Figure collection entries
--------------------------------
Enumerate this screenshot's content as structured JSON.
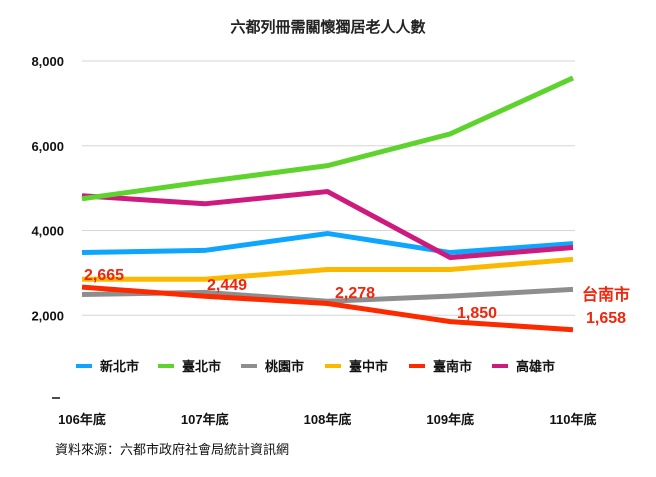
{
  "chart_data": {
    "type": "line",
    "title": "六都列冊需關懷獨居老人人數",
    "categories": [
      "106年底",
      "107年底",
      "108年底",
      "109年底",
      "110年底"
    ],
    "ylim": [
      0,
      8000
    ],
    "yticks": [
      2000,
      4000,
      6000,
      8000
    ],
    "ytick_labels": [
      "2,000",
      "4,000",
      "6,000",
      "8,000"
    ],
    "grid": true,
    "legend_position": "bottom-inside",
    "series": [
      {
        "name": "新北市",
        "color": "#0ea5ff",
        "values": [
          3480,
          3530,
          3930,
          3480,
          3690
        ]
      },
      {
        "name": "臺北市",
        "color": "#5ed32e",
        "values": [
          4750,
          5150,
          5530,
          6280,
          7600
        ]
      },
      {
        "name": "桃園市",
        "color": "#8e8e8e",
        "values": [
          2490,
          2540,
          2330,
          2450,
          2610
        ]
      },
      {
        "name": "臺中市",
        "color": "#fbb800",
        "values": [
          2850,
          2850,
          3080,
          3080,
          3320
        ]
      },
      {
        "name": "臺南市",
        "color": "#fb2a00",
        "values": [
          2665,
          2449,
          2278,
          1850,
          1658
        ],
        "data_labels": [
          "2,665",
          "2,449",
          "2,278",
          "1,850",
          "1,658"
        ]
      },
      {
        "name": "高雄市",
        "color": "#cd1a7c",
        "values": [
          4820,
          4630,
          4920,
          3360,
          3600
        ]
      }
    ],
    "annotation": "台南市",
    "source": "資料來源：六都市政府社會局統計資訊網"
  }
}
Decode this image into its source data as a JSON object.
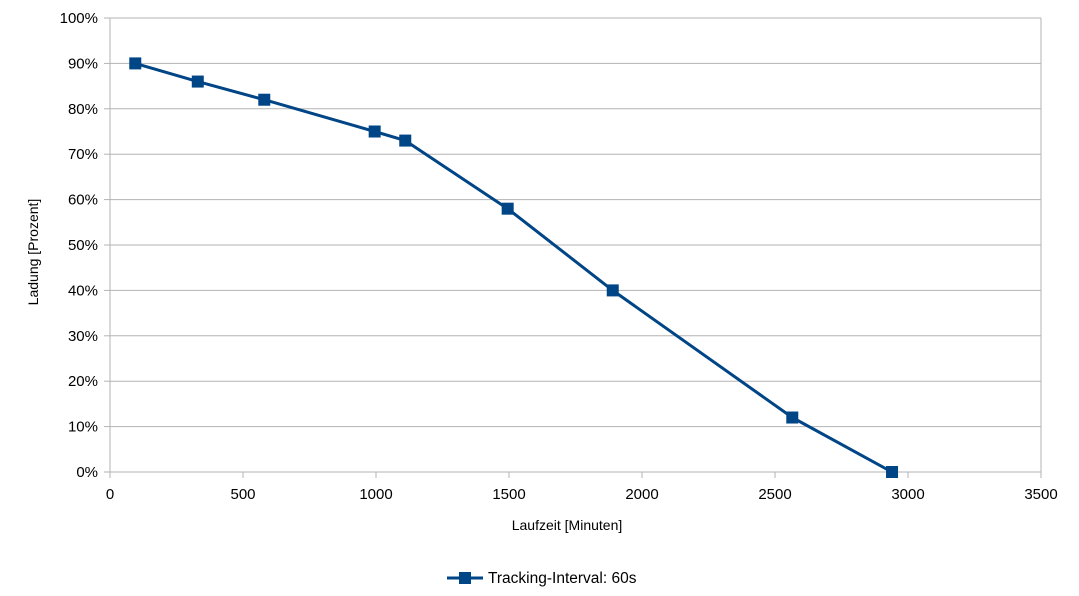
{
  "chart_data": {
    "type": "line",
    "title": "",
    "xlabel": "Laufzeit [Minuten]",
    "ylabel": "Ladung [Prozent]",
    "xlim": [
      0,
      3500
    ],
    "ylim": [
      0,
      100
    ],
    "x_ticks": [
      0,
      500,
      1000,
      1500,
      2000,
      2500,
      3000,
      3500
    ],
    "y_ticks": [
      0,
      10,
      20,
      30,
      40,
      50,
      60,
      70,
      80,
      90,
      100
    ],
    "y_tick_format": "percent",
    "grid": "horizontal",
    "legend_position": "bottom",
    "series": [
      {
        "name": "Tracking-Interval: 60s",
        "color": "#004586",
        "marker": "square",
        "x": [
          95,
          330,
          580,
          995,
          1110,
          1495,
          1890,
          2565,
          2940
        ],
        "y": [
          90,
          86,
          82,
          75,
          73,
          58,
          40,
          12,
          0
        ]
      }
    ]
  }
}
--------------------------------
-- EXERCISE DIRECTIONS --
Using the material above, gather every line that includes "this".

-- FINISHED TASK --
Enumerate this screenshot's content as structured JSON.
Decode this image into its source data as a JSON object.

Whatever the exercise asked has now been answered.